Dataset items
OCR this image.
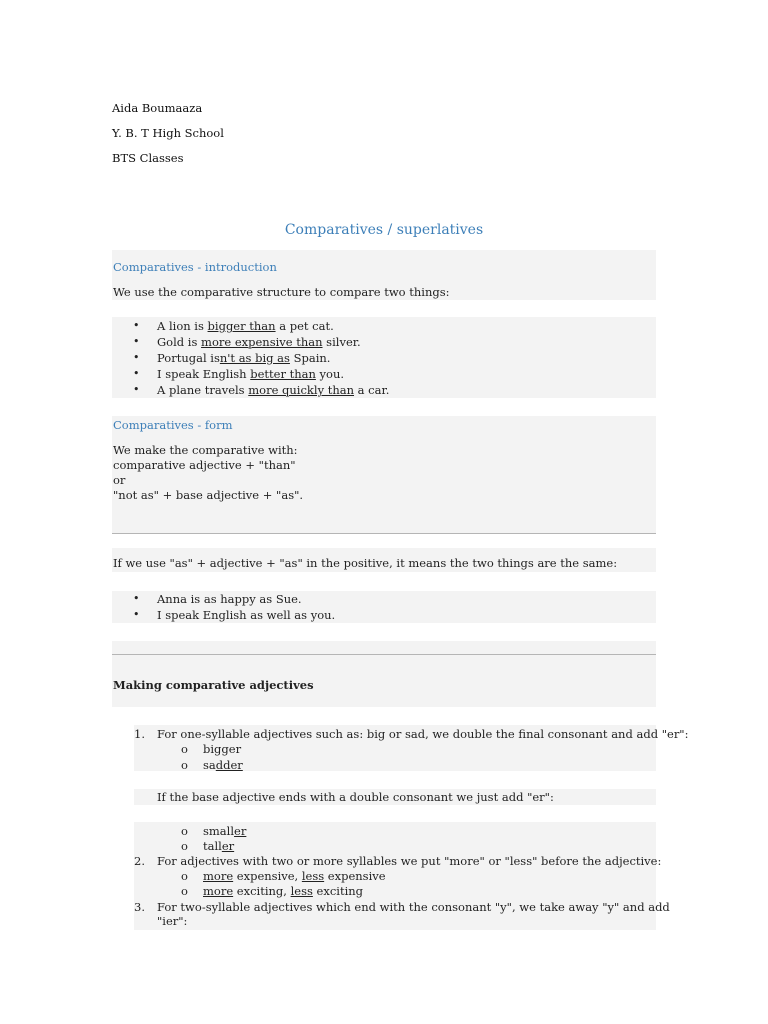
Aida Boumaaza
Y. B. T High School
BTS Classes
Comparatives / superlatives
Comparatives - introduction
We use the comparative structure to compare two things:
• A lion is bigger than a pet cat.
• Gold is more expensive than silver.
• Portugal isn't as big as Spain.
• I speak English better than you.
• A plane travels more quickly than a car.
Comparatives - form
We make the comparative with:
comparative adjective + "than"
or
"not as" + base adjective + "as".
If we use "as" + adjective + "as" in the positive, it means the two things are the same:
• Anna is as happy as Sue.
• I speak English as well as you.
Making comparative adjectives
1. For one-syllable adjectives such as: big or sad, we double the final consonant and add "er":
o bigger
o sadder
If the base adjective ends with a double consonant we just add "er":
o smaller
o taller
2. For adjectives with two or more syllables we put "more" or "less" before the adjective:
o more expensive, less expensive
o more exciting, less exciting
3. For two-syllable adjectives which end with the consonant "y", we take away "y" and add
"ier":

Aim
Give the entries again word for word, but skip the pictures.

Completed task
OCR this image.
Aida Boumaaza
Y. B. T High School
BTS Classes
Comparatives / superlatives
Comparatives - introduction
We use the comparative structure to compare two things:
• A lion is bigger than a pet cat.
• Gold is more expensive than silver.
• Portugal isn't as big as Spain.
• I speak English better than you.
• A plane travels more quickly than a car.
Comparatives - form
We make the comparative with:
comparative adjective + "than"
or
"not as" + base adjective + "as".
If we use "as" + adjective + "as" in the positive, it means the two things are the same:
• Anna is as happy as Sue.
• I speak English as well as you.
Making comparative adjectives
1. For one-syllable adjectives such as: big or sad, we double the final consonant and add "er":
o bigger
o sadder
If the base adjective ends with a double consonant we just add "er":
o smaller
o taller
2. For adjectives with two or more syllables we put "more" or "less" before the adjective:
o more expensive, less expensive
o more exciting, less exciting
3. For two-syllable adjectives which end with the consonant "y", we take away "y" and add
"ier":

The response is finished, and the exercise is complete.